DATA PROVIDED ->
——————————
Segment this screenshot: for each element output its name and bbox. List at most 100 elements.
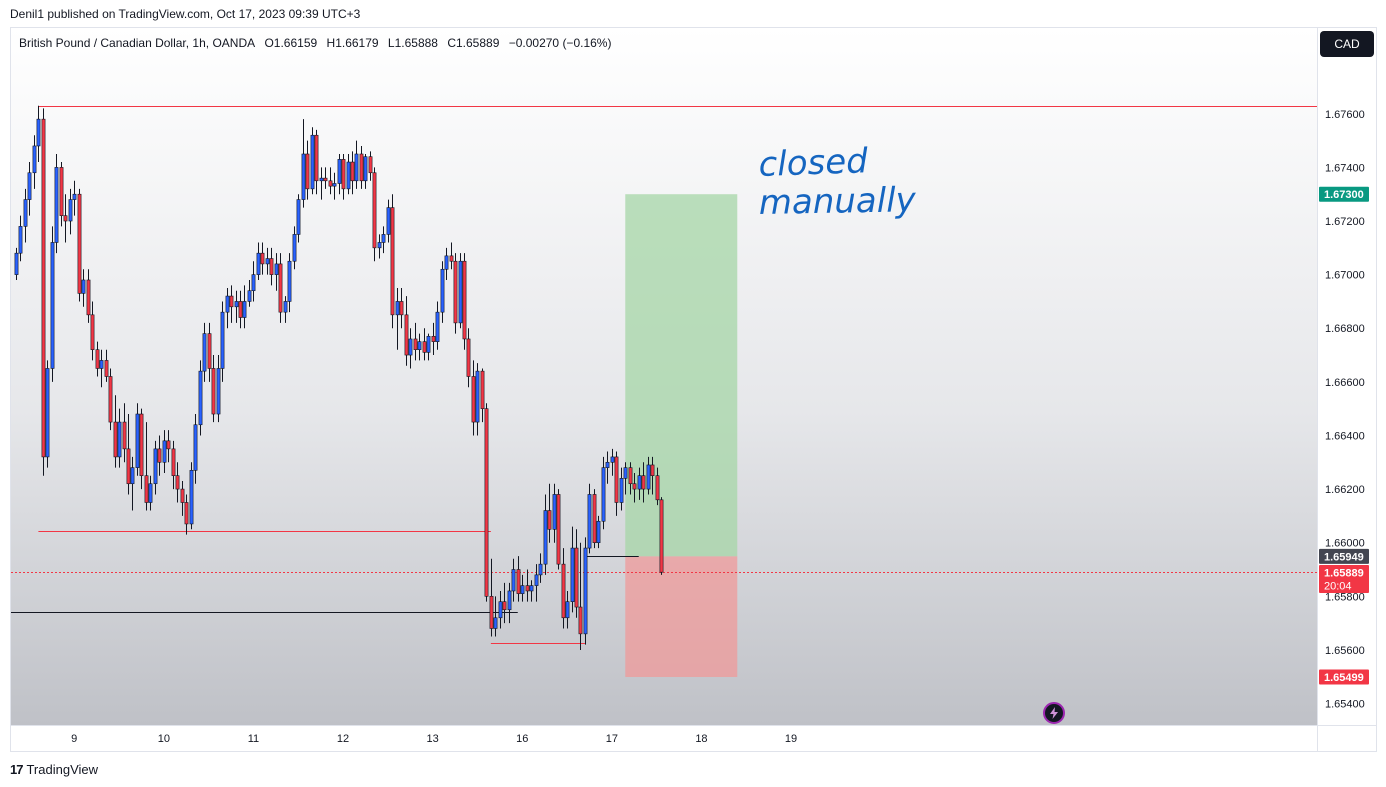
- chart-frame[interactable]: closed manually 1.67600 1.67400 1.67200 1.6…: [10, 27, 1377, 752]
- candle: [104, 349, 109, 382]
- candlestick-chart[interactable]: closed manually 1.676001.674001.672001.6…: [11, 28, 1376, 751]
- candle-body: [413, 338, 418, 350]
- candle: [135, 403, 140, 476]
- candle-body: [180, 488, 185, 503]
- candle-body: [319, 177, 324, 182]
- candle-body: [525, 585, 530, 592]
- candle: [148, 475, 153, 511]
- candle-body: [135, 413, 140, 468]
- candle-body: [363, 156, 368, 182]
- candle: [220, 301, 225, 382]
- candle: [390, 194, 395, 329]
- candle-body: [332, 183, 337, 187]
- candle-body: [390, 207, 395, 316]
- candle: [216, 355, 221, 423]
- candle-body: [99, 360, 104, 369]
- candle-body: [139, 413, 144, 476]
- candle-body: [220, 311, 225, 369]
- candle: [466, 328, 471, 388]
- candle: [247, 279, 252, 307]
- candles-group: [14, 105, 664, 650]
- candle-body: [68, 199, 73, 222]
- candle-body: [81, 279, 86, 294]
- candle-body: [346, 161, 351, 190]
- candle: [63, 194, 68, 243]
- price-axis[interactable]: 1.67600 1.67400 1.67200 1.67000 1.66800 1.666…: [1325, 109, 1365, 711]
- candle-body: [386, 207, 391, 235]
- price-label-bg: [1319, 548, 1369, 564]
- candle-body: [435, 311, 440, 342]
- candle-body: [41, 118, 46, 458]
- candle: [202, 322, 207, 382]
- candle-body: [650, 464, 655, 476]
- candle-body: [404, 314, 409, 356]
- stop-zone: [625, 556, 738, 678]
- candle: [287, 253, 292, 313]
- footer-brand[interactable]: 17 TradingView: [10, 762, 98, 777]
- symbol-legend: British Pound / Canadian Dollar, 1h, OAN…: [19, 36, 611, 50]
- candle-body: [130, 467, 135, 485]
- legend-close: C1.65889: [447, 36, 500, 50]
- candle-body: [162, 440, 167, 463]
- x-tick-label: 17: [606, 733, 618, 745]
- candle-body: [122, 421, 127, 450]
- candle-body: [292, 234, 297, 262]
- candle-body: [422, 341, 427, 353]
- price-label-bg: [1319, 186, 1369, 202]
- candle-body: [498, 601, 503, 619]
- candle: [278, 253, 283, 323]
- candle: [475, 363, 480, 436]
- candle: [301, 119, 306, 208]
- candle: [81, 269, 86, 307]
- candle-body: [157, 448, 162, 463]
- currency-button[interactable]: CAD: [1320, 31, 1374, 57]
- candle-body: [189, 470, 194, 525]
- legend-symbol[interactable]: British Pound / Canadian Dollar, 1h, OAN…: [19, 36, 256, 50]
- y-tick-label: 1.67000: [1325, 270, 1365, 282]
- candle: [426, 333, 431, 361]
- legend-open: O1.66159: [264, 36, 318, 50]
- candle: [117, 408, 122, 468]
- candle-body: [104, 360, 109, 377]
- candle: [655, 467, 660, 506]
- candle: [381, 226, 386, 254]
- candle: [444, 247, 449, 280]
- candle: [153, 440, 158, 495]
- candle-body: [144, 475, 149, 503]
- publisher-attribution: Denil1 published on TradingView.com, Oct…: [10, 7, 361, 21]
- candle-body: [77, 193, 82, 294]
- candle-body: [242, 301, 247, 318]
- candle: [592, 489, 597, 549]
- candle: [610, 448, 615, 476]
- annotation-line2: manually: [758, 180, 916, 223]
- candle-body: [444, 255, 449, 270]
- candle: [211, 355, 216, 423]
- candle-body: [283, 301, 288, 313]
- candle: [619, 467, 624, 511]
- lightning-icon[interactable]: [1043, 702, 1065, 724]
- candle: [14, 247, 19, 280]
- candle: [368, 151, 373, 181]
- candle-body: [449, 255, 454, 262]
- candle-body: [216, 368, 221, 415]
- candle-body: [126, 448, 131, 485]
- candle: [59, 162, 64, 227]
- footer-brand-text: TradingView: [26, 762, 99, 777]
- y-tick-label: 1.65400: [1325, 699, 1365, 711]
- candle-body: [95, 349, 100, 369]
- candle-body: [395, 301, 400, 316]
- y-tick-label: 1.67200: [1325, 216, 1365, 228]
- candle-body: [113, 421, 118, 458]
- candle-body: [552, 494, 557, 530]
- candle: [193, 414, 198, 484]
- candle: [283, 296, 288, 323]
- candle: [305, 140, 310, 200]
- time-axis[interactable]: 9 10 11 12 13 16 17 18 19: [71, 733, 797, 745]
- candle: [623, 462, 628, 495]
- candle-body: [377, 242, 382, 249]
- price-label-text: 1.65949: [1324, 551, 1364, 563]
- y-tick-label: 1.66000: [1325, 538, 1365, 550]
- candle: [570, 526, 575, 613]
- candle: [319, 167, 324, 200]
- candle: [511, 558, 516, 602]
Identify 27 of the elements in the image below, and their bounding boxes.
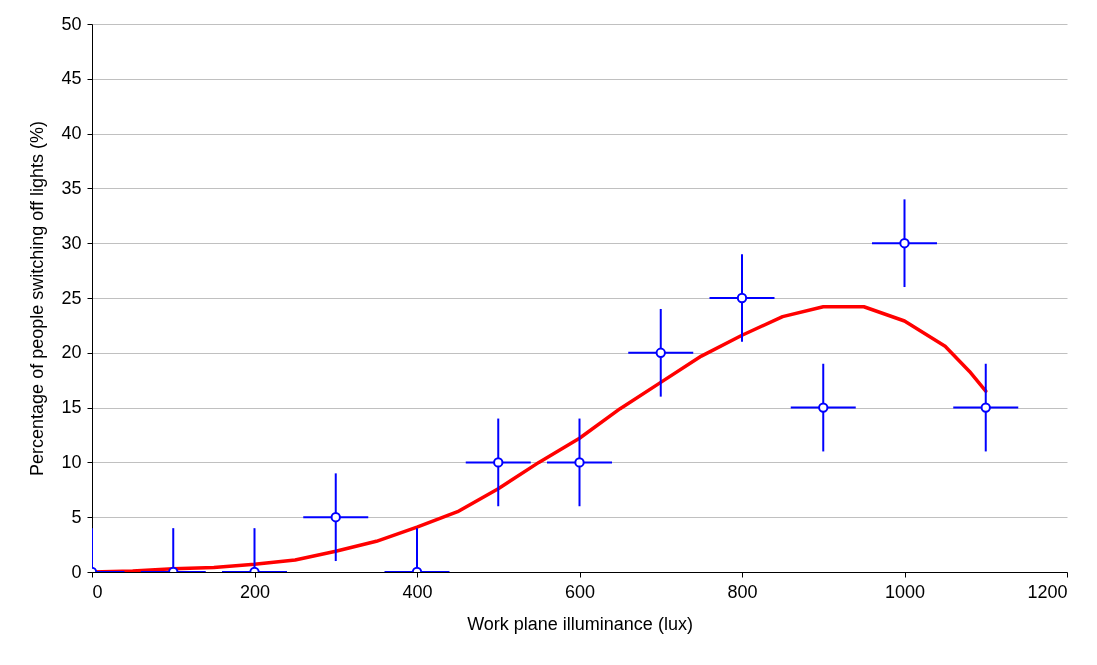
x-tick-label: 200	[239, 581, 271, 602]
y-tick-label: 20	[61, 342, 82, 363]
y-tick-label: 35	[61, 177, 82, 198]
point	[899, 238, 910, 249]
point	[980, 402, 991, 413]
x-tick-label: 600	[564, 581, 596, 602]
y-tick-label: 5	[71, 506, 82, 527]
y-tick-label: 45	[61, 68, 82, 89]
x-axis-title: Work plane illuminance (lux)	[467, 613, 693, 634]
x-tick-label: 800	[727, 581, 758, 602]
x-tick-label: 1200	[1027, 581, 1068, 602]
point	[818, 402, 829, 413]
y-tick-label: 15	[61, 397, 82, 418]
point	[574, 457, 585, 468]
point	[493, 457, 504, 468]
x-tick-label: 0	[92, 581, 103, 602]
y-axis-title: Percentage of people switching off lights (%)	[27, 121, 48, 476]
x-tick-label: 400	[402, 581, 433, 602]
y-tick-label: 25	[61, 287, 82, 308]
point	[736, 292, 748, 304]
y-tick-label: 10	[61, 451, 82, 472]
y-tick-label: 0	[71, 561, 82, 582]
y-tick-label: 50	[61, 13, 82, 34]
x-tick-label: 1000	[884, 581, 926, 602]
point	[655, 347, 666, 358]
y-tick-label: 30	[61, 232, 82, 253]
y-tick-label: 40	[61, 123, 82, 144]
——————————
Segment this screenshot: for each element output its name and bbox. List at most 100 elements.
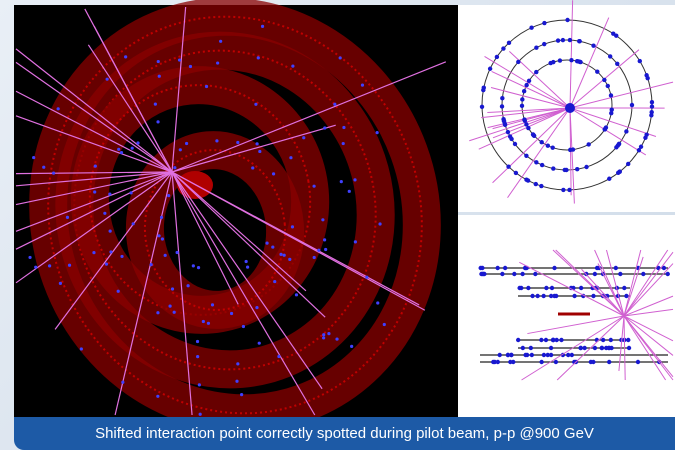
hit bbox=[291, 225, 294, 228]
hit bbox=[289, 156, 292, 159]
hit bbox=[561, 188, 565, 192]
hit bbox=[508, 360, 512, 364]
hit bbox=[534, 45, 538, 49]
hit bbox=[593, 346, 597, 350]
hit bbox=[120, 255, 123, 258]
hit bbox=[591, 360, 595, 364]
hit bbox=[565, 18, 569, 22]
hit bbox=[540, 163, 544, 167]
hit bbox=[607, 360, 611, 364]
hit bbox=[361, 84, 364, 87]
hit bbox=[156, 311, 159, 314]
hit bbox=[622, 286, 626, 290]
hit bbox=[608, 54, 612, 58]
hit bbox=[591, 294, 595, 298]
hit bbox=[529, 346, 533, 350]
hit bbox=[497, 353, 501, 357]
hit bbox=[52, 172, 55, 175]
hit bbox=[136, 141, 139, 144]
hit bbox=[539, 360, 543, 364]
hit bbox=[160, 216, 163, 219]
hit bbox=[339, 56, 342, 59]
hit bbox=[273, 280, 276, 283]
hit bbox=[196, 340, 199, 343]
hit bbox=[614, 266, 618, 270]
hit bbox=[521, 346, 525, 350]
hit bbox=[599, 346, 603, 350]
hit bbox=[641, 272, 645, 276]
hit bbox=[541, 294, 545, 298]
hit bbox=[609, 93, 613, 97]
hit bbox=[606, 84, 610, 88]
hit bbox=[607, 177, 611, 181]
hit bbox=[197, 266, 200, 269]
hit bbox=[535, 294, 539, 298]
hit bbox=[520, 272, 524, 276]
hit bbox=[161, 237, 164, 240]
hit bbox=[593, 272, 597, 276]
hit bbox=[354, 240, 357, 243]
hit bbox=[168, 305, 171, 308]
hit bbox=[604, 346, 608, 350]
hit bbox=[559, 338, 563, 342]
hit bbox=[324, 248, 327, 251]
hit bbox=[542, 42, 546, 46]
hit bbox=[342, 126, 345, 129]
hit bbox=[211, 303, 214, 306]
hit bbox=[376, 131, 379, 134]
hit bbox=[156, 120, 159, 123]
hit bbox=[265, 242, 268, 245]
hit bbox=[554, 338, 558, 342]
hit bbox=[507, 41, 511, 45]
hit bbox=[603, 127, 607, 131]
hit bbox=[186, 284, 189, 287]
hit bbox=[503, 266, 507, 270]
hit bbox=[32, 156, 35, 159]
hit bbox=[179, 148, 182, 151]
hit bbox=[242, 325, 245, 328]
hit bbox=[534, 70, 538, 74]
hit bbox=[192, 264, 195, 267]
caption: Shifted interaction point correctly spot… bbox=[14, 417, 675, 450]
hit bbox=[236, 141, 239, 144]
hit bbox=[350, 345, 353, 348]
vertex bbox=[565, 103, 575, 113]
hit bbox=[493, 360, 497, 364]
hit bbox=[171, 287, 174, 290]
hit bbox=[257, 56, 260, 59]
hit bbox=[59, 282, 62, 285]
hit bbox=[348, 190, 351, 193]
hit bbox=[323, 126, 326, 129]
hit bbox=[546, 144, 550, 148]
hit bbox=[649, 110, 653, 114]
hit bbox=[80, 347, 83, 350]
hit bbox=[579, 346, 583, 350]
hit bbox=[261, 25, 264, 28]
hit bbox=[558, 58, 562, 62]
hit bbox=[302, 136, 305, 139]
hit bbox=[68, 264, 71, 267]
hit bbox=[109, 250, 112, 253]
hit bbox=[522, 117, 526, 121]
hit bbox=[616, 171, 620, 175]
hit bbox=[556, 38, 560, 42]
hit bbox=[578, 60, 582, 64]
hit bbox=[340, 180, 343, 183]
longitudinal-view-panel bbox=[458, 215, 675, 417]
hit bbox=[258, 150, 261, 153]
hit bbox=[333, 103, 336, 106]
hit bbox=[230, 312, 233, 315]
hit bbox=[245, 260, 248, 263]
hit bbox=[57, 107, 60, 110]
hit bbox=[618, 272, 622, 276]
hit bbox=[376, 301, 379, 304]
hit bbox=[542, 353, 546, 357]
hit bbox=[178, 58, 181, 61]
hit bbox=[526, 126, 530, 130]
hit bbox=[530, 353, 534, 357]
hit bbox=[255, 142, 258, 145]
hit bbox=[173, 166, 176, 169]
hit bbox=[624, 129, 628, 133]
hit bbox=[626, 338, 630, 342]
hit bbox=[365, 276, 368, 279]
——————————
WRITTEN EXERCISE -> Rewrite the records from the line containing "581, 271, 602]" through the line containing "123, 82, 144]", swapping every "point" for "marker" and leaving everything else unchanged. Give back only those lines.

COMPLETE OUTPUT ->
x-tick-label: 200	[239, 581, 271, 602]
y-tick-label: 20	[61, 342, 82, 363]
y-tick-label: 35	[61, 177, 82, 198]
marker	[899, 238, 910, 249]
marker	[980, 402, 991, 413]
x-tick-label: 600	[564, 581, 596, 602]
y-tick-label: 5	[71, 506, 82, 527]
y-tick-label: 45	[61, 68, 82, 89]
x-axis-title: Work plane illuminance (lux)	[467, 613, 693, 634]
x-tick-label: 800	[727, 581, 758, 602]
x-tick-label: 1200	[1027, 581, 1068, 602]
marker	[818, 402, 829, 413]
y-tick-label: 15	[61, 397, 82, 418]
marker	[574, 457, 585, 468]
marker	[493, 457, 504, 468]
x-tick-label: 0	[92, 581, 103, 602]
y-axis-title: Percentage of people switching off lights (%)	[27, 121, 48, 476]
x-tick-label: 400	[402, 581, 433, 602]
y-tick-label: 25	[61, 287, 82, 308]
marker	[736, 292, 748, 304]
y-tick-label: 10	[61, 451, 82, 472]
y-tick-label: 0	[71, 561, 82, 582]
y-tick-label: 50	[61, 13, 82, 34]
x-tick-label: 1000	[884, 581, 926, 602]
marker	[655, 347, 666, 358]
y-tick-label: 30	[61, 232, 82, 253]
y-tick-label: 40	[61, 123, 82, 144]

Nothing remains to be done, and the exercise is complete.